▶ GOAL
Report the count of lines where the string "JSON" appears, and nothing else.

Records about charts and figures:
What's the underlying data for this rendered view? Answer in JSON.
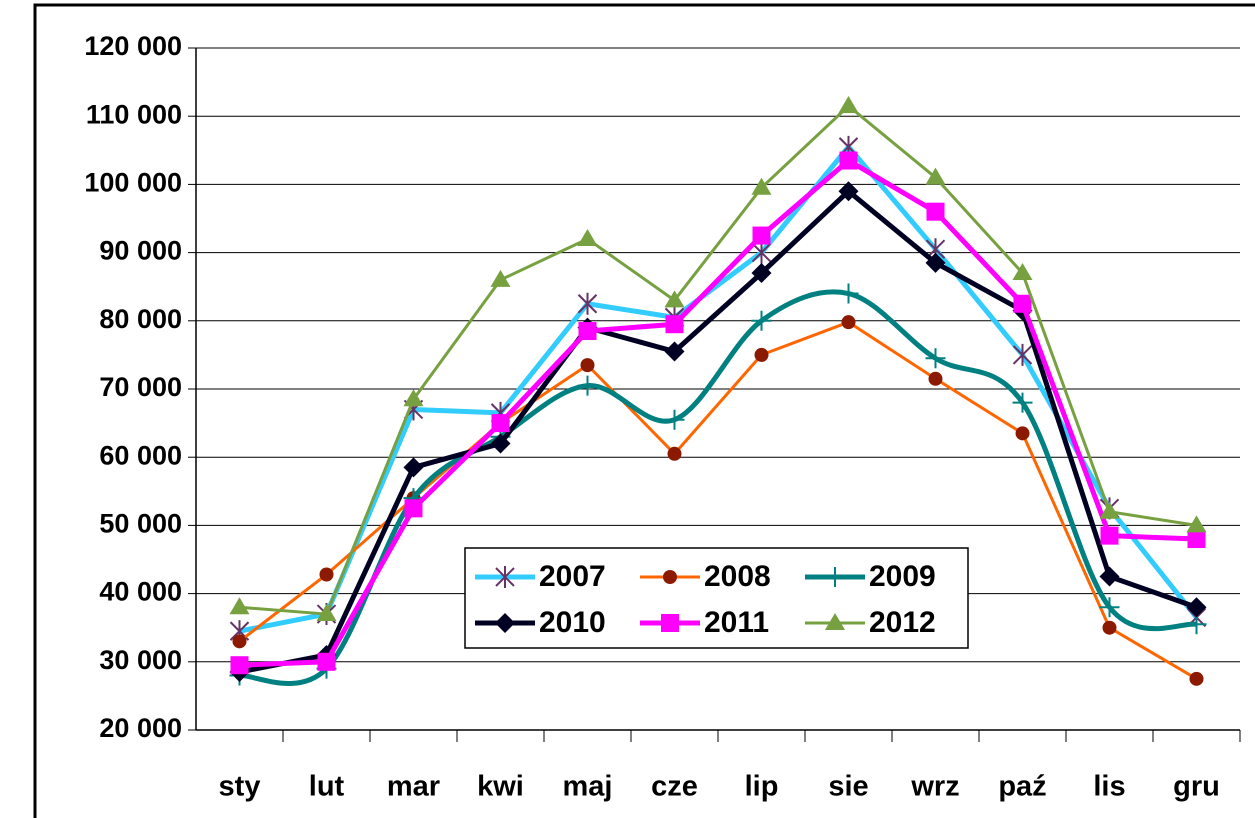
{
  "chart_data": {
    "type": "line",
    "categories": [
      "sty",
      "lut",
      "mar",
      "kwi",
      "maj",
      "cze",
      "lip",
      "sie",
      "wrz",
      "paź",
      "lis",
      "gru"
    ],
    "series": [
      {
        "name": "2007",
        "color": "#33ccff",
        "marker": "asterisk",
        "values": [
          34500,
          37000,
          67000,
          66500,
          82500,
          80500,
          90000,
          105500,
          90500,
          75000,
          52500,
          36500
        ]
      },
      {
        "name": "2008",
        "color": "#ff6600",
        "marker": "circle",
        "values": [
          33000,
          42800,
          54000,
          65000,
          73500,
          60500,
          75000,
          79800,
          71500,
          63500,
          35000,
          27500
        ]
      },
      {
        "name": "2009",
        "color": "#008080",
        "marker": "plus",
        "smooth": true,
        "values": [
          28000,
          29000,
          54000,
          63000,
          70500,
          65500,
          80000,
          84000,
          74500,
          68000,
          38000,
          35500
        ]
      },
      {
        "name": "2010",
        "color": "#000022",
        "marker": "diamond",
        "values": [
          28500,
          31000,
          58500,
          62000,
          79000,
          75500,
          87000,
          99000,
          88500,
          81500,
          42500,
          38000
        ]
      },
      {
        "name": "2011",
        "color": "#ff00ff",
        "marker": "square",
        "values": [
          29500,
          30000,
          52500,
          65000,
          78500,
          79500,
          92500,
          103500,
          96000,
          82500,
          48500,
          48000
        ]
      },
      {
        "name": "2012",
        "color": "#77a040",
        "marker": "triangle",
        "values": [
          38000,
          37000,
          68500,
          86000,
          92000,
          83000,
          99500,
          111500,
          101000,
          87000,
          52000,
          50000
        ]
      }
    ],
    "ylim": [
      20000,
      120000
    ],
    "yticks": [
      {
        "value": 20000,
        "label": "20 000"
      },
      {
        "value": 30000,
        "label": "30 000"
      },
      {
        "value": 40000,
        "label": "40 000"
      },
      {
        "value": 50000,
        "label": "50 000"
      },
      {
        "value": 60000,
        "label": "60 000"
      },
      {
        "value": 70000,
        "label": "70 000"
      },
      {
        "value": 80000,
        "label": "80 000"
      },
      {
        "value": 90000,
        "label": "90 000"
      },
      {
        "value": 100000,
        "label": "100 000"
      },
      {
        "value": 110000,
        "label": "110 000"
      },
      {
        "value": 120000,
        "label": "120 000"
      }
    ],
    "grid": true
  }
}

--

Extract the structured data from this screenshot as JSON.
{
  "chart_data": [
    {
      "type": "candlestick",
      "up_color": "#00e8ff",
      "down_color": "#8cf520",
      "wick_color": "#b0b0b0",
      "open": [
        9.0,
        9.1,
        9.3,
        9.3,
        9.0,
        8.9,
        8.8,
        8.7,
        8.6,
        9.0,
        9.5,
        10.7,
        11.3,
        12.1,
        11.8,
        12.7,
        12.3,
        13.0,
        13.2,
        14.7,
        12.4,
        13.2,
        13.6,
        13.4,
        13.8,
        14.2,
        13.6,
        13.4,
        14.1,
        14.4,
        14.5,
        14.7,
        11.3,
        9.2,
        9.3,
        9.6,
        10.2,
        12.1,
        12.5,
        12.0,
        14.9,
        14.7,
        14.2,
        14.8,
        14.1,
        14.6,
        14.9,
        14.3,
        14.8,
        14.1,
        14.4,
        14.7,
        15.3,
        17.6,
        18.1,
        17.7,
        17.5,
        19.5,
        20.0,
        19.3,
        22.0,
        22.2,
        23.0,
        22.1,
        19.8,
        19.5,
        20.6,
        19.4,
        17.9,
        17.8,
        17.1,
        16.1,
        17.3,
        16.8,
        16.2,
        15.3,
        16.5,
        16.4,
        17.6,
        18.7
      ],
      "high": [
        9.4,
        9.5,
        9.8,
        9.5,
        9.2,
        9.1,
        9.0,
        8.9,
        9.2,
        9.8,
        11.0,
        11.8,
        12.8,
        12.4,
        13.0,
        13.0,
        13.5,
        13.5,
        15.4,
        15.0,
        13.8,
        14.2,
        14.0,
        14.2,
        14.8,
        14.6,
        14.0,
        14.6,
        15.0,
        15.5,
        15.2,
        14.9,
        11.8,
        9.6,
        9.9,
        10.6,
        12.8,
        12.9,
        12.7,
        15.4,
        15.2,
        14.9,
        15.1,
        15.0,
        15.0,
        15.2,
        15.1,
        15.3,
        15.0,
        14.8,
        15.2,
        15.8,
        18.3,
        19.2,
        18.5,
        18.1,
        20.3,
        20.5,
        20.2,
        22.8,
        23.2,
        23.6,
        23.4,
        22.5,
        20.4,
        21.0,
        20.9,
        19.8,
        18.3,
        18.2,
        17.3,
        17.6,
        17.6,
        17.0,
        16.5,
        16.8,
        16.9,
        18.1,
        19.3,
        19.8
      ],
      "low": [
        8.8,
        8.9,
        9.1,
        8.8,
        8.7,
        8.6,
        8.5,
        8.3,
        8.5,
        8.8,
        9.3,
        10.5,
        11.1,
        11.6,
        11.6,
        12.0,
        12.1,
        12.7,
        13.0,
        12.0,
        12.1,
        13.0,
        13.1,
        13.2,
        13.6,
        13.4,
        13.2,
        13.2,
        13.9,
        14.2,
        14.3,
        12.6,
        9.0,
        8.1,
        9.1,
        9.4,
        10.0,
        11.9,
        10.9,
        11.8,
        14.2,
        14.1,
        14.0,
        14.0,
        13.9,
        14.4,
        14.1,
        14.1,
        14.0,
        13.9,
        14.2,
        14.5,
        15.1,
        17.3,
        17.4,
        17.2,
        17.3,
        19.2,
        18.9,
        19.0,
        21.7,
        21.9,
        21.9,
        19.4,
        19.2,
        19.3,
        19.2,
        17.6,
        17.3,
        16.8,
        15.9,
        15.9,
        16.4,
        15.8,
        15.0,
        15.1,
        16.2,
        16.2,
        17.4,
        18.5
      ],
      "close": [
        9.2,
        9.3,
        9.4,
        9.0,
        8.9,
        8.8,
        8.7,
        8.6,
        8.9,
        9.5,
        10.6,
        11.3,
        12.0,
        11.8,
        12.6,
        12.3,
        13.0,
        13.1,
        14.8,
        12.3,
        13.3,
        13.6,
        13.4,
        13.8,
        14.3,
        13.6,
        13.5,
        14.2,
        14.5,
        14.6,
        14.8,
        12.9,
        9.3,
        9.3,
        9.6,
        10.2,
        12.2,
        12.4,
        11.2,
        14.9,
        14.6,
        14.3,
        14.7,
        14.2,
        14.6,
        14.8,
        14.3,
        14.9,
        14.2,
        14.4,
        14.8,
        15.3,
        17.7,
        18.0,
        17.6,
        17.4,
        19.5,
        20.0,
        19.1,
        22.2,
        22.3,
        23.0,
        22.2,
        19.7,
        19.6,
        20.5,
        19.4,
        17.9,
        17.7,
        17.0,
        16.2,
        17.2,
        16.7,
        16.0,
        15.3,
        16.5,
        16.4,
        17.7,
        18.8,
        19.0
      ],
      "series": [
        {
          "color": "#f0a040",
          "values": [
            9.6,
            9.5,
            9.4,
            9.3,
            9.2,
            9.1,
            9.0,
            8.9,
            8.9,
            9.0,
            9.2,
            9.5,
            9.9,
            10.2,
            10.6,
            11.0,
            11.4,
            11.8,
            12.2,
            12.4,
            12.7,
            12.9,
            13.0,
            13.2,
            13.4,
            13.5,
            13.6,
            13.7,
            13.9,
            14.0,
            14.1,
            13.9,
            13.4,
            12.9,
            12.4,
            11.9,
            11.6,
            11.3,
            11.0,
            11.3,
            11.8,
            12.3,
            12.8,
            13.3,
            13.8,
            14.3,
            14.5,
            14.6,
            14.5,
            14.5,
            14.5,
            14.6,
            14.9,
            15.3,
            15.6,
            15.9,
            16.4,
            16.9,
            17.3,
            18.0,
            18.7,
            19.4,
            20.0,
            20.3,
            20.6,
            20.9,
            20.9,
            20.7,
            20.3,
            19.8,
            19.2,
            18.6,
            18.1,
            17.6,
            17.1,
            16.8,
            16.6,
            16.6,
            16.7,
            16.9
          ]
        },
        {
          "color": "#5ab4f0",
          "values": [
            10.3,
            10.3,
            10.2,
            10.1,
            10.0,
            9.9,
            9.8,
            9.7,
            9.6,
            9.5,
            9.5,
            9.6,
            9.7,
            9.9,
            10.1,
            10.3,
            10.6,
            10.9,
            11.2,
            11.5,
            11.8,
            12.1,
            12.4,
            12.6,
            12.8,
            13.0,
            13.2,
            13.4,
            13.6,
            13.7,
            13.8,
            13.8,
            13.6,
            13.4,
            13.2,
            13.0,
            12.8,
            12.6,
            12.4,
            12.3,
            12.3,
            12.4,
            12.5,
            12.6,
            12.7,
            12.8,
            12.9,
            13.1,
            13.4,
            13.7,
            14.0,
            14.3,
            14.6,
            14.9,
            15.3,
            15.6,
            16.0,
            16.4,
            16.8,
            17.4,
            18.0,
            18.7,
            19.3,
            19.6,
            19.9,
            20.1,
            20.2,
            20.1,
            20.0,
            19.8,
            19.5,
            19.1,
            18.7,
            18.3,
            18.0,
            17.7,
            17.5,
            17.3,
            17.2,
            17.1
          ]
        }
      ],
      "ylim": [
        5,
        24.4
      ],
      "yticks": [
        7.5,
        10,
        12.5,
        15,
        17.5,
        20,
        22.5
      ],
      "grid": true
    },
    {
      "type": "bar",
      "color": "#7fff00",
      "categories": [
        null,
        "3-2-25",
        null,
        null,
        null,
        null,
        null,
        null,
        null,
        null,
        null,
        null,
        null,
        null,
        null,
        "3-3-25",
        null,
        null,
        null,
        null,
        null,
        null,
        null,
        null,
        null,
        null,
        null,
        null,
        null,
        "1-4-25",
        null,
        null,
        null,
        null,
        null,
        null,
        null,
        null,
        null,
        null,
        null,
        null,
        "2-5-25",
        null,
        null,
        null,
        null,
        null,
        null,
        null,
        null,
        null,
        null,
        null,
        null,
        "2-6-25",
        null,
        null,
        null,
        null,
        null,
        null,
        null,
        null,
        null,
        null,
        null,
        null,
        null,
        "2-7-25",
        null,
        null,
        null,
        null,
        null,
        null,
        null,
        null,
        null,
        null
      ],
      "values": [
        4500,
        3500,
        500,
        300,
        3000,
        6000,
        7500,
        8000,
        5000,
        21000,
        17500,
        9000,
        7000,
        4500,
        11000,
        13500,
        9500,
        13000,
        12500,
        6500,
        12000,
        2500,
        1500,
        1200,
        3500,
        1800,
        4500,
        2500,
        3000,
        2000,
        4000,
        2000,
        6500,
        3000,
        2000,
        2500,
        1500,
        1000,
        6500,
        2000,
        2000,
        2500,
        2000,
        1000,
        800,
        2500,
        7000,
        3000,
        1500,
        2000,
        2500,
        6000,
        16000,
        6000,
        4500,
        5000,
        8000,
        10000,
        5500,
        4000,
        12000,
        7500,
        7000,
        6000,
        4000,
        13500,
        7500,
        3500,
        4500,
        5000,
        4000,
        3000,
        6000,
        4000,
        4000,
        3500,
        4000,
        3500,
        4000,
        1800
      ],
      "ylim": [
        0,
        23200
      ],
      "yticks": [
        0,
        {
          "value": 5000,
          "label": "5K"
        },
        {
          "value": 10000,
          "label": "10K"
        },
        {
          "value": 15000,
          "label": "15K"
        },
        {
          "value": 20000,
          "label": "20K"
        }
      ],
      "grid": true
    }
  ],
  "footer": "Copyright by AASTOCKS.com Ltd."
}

▶ WRITTEN SOLUTION
2